▼▼▼

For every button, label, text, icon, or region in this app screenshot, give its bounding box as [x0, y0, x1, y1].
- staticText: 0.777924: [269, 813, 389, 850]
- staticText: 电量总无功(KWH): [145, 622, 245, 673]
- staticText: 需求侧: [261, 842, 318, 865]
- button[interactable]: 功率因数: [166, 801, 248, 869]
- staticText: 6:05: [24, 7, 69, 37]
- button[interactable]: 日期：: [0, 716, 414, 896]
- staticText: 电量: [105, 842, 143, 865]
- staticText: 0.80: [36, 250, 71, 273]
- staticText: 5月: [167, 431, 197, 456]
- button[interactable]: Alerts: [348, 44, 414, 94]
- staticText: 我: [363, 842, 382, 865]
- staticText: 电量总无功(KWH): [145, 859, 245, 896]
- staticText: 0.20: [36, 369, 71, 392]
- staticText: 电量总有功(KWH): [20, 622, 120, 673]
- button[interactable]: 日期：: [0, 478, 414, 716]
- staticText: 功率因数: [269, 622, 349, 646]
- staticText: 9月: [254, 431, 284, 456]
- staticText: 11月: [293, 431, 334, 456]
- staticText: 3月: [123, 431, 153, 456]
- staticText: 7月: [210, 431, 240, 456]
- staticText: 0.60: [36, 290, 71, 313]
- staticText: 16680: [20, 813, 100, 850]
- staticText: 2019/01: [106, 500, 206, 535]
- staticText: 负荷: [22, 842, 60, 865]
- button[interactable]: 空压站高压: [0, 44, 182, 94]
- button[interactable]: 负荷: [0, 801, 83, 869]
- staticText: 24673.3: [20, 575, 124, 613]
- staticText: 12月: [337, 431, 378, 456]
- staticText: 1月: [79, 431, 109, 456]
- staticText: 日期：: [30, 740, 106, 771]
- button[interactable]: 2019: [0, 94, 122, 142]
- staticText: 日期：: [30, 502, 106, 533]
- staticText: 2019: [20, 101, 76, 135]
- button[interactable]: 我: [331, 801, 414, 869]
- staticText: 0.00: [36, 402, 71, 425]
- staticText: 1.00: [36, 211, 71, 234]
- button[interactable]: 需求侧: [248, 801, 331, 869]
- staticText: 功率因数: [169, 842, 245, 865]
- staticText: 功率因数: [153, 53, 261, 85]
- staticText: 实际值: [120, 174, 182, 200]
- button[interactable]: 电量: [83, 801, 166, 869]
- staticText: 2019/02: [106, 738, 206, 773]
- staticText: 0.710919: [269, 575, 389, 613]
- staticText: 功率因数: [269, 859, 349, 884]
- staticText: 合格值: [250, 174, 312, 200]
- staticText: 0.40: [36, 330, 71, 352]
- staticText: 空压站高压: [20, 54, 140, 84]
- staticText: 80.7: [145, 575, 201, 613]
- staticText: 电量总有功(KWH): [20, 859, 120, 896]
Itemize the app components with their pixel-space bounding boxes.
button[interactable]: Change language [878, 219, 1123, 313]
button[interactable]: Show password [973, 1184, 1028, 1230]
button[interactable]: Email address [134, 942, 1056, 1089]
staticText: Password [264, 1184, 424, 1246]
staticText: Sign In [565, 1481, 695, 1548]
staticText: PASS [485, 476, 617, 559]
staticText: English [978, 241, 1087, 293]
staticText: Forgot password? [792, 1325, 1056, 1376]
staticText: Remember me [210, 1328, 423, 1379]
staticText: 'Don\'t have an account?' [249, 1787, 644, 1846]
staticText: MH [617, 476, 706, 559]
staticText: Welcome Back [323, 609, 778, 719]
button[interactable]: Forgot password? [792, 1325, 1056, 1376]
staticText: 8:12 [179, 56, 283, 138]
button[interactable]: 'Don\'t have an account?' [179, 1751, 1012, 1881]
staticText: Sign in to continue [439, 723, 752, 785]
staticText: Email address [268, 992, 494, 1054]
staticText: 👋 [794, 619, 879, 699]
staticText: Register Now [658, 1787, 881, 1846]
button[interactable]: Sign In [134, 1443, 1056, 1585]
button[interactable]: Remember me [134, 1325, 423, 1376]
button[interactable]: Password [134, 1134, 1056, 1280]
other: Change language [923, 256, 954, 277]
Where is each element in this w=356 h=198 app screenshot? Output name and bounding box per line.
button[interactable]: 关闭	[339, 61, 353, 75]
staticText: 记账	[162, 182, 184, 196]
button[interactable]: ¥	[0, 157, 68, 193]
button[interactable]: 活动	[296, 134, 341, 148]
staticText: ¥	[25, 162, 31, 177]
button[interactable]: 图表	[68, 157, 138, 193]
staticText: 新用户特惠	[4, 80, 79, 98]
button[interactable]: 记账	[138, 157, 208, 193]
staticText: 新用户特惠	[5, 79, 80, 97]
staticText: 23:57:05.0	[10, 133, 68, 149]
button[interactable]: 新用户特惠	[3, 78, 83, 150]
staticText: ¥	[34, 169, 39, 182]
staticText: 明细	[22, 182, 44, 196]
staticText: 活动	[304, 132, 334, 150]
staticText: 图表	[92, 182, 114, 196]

▲▲▲

◆ Goal ◆
Rewrite all the items above, replacing each "staticText" with "label" and leaving everything else unchanged.

◆ Complete answer ◆
For every button, label, text, icon, or region in this app screenshot, give its bounding box as [x0, y0, x1, y1].
- label: 0.777924: [269, 813, 389, 850]
- label: 电量总无功(KWH): [145, 622, 245, 673]
- label: 需求侧: [261, 842, 318, 865]
- button[interactable]: 功率因数: [166, 801, 248, 869]
- label: 6:05: [24, 7, 69, 37]
- button[interactable]: 日期：: [0, 716, 414, 896]
- label: 电量: [105, 842, 143, 865]
- label: 0.80: [36, 250, 71, 273]
- label: 5月: [167, 431, 197, 456]
- button[interactable]: Alerts: [348, 44, 414, 94]
- label: 我: [363, 842, 382, 865]
- label: 电量总无功(KWH): [145, 859, 245, 896]
- label: 0.20: [36, 369, 71, 392]
- label: 电量总有功(KWH): [20, 622, 120, 673]
- button[interactable]: 日期：: [0, 478, 414, 716]
- label: 功率因数: [269, 622, 349, 646]
- label: 9月: [254, 431, 284, 456]
- label: 11月: [293, 431, 334, 456]
- label: 3月: [123, 431, 153, 456]
- label: 7月: [210, 431, 240, 456]
- label: 0.60: [36, 290, 71, 313]
- label: 16680: [20, 813, 100, 850]
- label: 2019/01: [106, 500, 206, 535]
- label: 负荷: [22, 842, 60, 865]
- button[interactable]: 空压站高压: [0, 44, 182, 94]
- button[interactable]: 负荷: [0, 801, 83, 869]
- label: 24673.3: [20, 575, 124, 613]
- label: 12月: [337, 431, 378, 456]
- label: 1月: [79, 431, 109, 456]
- label: 日期：: [30, 740, 106, 771]
- button[interactable]: 2019: [0, 94, 122, 142]
- label: 日期：: [30, 502, 106, 533]
- label: 2019: [20, 101, 76, 135]
- button[interactable]: 我: [331, 801, 414, 869]
- label: 0.00: [36, 402, 71, 425]
- label: 1.00: [36, 211, 71, 234]
- button[interactable]: 需求侧: [248, 801, 331, 869]
- label: 功率因数: [169, 842, 245, 865]
- label: 功率因数: [153, 53, 261, 85]
- label: 实际值: [120, 174, 182, 200]
- button[interactable]: 电量: [83, 801, 166, 869]
- label: 2019/02: [106, 738, 206, 773]
- label: 0.710919: [269, 575, 389, 613]
- label: 功率因数: [269, 859, 349, 884]
- label: 合格值: [250, 174, 312, 200]
- label: 0.40: [36, 330, 71, 352]
- label: 空压站高压: [20, 54, 140, 84]
- label: 80.7: [145, 575, 201, 613]
- label: 电量总有功(KWH): [20, 859, 120, 896]
Itemize the app components with their pixel-space bounding boxes.
button[interactable]: Change language [878, 219, 1123, 313]
button[interactable]: Show password [973, 1184, 1028, 1230]
button[interactable]: Email address [134, 942, 1056, 1089]
label: Password [264, 1184, 424, 1246]
label: Sign In [565, 1481, 695, 1548]
label: PASS [485, 476, 617, 559]
label: English [978, 241, 1087, 293]
label: Forgot password? [792, 1325, 1056, 1376]
label: Remember me [210, 1328, 423, 1379]
label: 'Don\'t have an account?' [249, 1787, 644, 1846]
label: MH [617, 476, 706, 559]
label: Welcome Back [323, 609, 778, 719]
button[interactable]: Forgot password? [792, 1325, 1056, 1376]
label: 8:12 [179, 56, 283, 138]
button[interactable]: 'Don\'t have an account?' [179, 1751, 1012, 1881]
label: Sign in to continue [439, 723, 752, 785]
label: Email address [268, 992, 494, 1054]
label: 👋 [794, 619, 879, 699]
label: Register Now [658, 1787, 881, 1846]
button[interactable]: Sign In [134, 1443, 1056, 1585]
button[interactable]: Remember me [134, 1325, 423, 1376]
button[interactable]: Password [134, 1134, 1056, 1280]
other: Change language [923, 256, 954, 277]
Where is each element in this w=356 h=198 app screenshot? Output name and bounding box per line.
button[interactable]: 关闭	[339, 61, 353, 75]
label: 记账	[162, 182, 184, 196]
button[interactable]: ¥	[0, 157, 68, 193]
button[interactable]: 活动	[296, 134, 341, 148]
label: ¥	[25, 162, 31, 177]
button[interactable]: 图表	[68, 157, 138, 193]
label: 新用户特惠	[4, 80, 79, 98]
button[interactable]: 记账	[138, 157, 208, 193]
label: 新用户特惠	[5, 79, 80, 97]
label: 23:57:05.0	[10, 133, 68, 149]
button[interactable]: 新用户特惠	[3, 78, 83, 150]
label: ¥	[34, 169, 39, 182]
label: 明细	[22, 182, 44, 196]
label: 活动	[304, 132, 334, 150]
label: 图表	[92, 182, 114, 196]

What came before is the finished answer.